Start of Provided records

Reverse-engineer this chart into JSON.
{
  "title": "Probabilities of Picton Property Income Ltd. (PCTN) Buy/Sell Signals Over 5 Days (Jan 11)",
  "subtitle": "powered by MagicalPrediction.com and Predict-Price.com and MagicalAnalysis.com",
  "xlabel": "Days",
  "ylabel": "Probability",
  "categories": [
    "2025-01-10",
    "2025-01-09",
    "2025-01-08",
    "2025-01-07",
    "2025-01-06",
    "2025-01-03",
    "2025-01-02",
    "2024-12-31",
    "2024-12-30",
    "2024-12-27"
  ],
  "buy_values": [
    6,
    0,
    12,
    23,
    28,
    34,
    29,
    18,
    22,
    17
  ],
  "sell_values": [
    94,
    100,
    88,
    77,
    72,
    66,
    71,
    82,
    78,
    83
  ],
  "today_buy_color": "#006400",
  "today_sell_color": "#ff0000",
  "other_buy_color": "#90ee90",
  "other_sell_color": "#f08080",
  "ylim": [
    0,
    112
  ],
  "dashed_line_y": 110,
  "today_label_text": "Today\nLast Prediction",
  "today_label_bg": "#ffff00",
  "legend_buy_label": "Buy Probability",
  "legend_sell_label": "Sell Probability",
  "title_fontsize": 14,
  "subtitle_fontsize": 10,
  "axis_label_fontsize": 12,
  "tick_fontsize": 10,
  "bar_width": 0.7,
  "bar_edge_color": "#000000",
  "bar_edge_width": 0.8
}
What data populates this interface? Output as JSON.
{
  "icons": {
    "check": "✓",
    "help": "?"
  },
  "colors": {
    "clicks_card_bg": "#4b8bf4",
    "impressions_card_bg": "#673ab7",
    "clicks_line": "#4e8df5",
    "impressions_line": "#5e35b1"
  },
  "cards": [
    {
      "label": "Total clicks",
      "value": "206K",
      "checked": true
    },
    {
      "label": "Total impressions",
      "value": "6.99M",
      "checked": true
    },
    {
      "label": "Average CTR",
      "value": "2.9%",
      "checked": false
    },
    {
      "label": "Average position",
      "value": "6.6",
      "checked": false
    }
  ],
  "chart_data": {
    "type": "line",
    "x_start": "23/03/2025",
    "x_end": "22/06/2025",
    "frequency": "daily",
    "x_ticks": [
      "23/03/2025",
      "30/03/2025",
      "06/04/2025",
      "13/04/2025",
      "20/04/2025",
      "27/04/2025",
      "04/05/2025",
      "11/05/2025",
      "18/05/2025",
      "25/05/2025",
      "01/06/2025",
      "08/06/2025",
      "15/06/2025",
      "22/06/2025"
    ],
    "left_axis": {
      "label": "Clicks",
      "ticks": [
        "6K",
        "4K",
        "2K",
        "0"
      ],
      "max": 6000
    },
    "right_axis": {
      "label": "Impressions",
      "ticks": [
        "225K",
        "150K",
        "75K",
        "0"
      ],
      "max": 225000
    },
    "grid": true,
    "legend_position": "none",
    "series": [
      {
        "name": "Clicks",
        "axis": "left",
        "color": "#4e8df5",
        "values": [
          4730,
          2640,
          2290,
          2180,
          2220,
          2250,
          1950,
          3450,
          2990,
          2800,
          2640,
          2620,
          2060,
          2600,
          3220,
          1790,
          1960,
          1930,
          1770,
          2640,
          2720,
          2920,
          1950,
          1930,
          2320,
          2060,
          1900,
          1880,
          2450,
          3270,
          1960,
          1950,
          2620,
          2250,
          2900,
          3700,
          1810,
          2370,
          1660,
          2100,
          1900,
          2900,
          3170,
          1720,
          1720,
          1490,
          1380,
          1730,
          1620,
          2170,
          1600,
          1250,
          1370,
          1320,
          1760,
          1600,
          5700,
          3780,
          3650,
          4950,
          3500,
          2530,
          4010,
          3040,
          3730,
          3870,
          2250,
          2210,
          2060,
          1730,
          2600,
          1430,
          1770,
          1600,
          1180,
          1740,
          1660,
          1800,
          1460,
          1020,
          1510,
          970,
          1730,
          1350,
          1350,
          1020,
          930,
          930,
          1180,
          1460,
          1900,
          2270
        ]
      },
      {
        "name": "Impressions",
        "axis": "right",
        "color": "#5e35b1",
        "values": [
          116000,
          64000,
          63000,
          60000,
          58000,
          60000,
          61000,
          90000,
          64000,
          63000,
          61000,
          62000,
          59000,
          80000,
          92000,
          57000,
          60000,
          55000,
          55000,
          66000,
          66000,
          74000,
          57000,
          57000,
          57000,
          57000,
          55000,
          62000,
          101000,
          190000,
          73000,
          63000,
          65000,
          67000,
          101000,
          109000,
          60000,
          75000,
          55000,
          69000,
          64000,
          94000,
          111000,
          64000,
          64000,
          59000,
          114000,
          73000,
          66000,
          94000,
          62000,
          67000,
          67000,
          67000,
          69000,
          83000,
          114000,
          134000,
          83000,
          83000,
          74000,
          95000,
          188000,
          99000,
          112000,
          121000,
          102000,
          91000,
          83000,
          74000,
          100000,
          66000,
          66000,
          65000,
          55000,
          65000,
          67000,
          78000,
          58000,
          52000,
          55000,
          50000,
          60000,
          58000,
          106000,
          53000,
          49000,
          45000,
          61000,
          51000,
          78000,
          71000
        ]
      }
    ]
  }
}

End of Provided records

__Exercise directions__:
Retype every entry above, word for word.

__Solution for this task__:
Reverse-engineer this chart into JSON.
{
  "title": "Probabilities of Picton Property Income Ltd. (PCTN) Buy/Sell Signals Over 5 Days (Jan 11)",
  "subtitle": "powered by MagicalPrediction.com and Predict-Price.com and MagicalAnalysis.com",
  "xlabel": "Days",
  "ylabel": "Probability",
  "categories": [
    "2025-01-10",
    "2025-01-09",
    "2025-01-08",
    "2025-01-07",
    "2025-01-06",
    "2025-01-03",
    "2025-01-02",
    "2024-12-31",
    "2024-12-30",
    "2024-12-27"
  ],
  "buy_values": [
    6,
    0,
    12,
    23,
    28,
    34,
    29,
    18,
    22,
    17
  ],
  "sell_values": [
    94,
    100,
    88,
    77,
    72,
    66,
    71,
    82,
    78,
    83
  ],
  "today_buy_color": "#006400",
  "today_sell_color": "#ff0000",
  "other_buy_color": "#90ee90",
  "other_sell_color": "#f08080",
  "ylim": [
    0,
    112
  ],
  "dashed_line_y": 110,
  "today_label_text": "Today\nLast Prediction",
  "today_label_bg": "#ffff00",
  "legend_buy_label": "Buy Probability",
  "legend_sell_label": "Sell Probability",
  "title_fontsize": 14,
  "subtitle_fontsize": 10,
  "axis_label_fontsize": 12,
  "tick_fontsize": 10,
  "bar_width": 0.7,
  "bar_edge_color": "#000000",
  "bar_edge_width": 0.8
}
What data populates this interface? Output as JSON.
{
  "icons": {
    "check": "✓",
    "help": "?"
  },
  "colors": {
    "clicks_card_bg": "#4b8bf4",
    "impressions_card_bg": "#673ab7",
    "clicks_line": "#4e8df5",
    "impressions_line": "#5e35b1"
  },
  "cards": [
    {
      "label": "Total clicks",
      "value": "206K",
      "checked": true
    },
    {
      "label": "Total impressions",
      "value": "6.99M",
      "checked": true
    },
    {
      "label": "Average CTR",
      "value": "2.9%",
      "checked": false
    },
    {
      "label": "Average position",
      "value": "6.6",
      "checked": false
    }
  ],
  "chart_data": {
    "type": "line",
    "x_start": "23/03/2025",
    "x_end": "22/06/2025",
    "frequency": "daily",
    "x_ticks": [
      "23/03/2025",
      "30/03/2025",
      "06/04/2025",
      "13/04/2025",
      "20/04/2025",
      "27/04/2025",
      "04/05/2025",
      "11/05/2025",
      "18/05/2025",
      "25/05/2025",
      "01/06/2025",
      "08/06/2025",
      "15/06/2025",
      "22/06/2025"
    ],
    "left_axis": {
      "label": "Clicks",
      "ticks": [
        "6K",
        "4K",
        "2K",
        "0"
      ],
      "max": 6000
    },
    "right_axis": {
      "label": "Impressions",
      "ticks": [
        "225K",
        "150K",
        "75K",
        "0"
      ],
      "max": 225000
    },
    "grid": true,
    "legend_position": "none",
    "series": [
      {
        "name": "Clicks",
        "axis": "left",
        "color": "#4e8df5",
        "values": [
          4730,
          2640,
          2290,
          2180,
          2220,
          2250,
          1950,
          3450,
          2990,
          2800,
          2640,
          2620,
          2060,
          2600,
          3220,
          1790,
          1960,
          1930,
          1770,
          2640,
          2720,
          2920,
          1950,
          1930,
          2320,
          2060,
          1900,
          1880,
          2450,
          3270,
          1960,
          1950,
          2620,
          2250,
          2900,
          3700,
          1810,
          2370,
          1660,
          2100,
          1900,
          2900,
          3170,
          1720,
          1720,
          1490,
          1380,
          1730,
          1620,
          2170,
          1600,
          1250,
          1370,
          1320,
          1760,
          1600,
          5700,
          3780,
          3650,
          4950,
          3500,
          2530,
          4010,
          3040,
          3730,
          3870,
          2250,
          2210,
          2060,
          1730,
          2600,
          1430,
          1770,
          1600,
          1180,
          1740,
          1660,
          1800,
          1460,
          1020,
          1510,
          970,
          1730,
          1350,
          1350,
          1020,
          930,
          930,
          1180,
          1460,
          1900,
          2270
        ]
      },
      {
        "name": "Impressions",
        "axis": "right",
        "color": "#5e35b1",
        "values": [
          116000,
          64000,
          63000,
          60000,
          58000,
          60000,
          61000,
          90000,
          64000,
          63000,
          61000,
          62000,
          59000,
          80000,
          92000,
          57000,
          60000,
          55000,
          55000,
          66000,
          66000,
          74000,
          57000,
          57000,
          57000,
          57000,
          55000,
          62000,
          101000,
          190000,
          73000,
          63000,
          65000,
          67000,
          101000,
          109000,
          60000,
          75000,
          55000,
          69000,
          64000,
          94000,
          111000,
          64000,
          64000,
          59000,
          114000,
          73000,
          66000,
          94000,
          62000,
          67000,
          67000,
          67000,
          69000,
          83000,
          114000,
          134000,
          83000,
          83000,
          74000,
          95000,
          188000,
          99000,
          112000,
          121000,
          102000,
          91000,
          83000,
          74000,
          100000,
          66000,
          66000,
          65000,
          55000,
          65000,
          67000,
          78000,
          58000,
          52000,
          55000,
          50000,
          60000,
          58000,
          106000,
          53000,
          49000,
          45000,
          61000,
          51000,
          78000,
          71000
        ]
      }
    ]
  }
}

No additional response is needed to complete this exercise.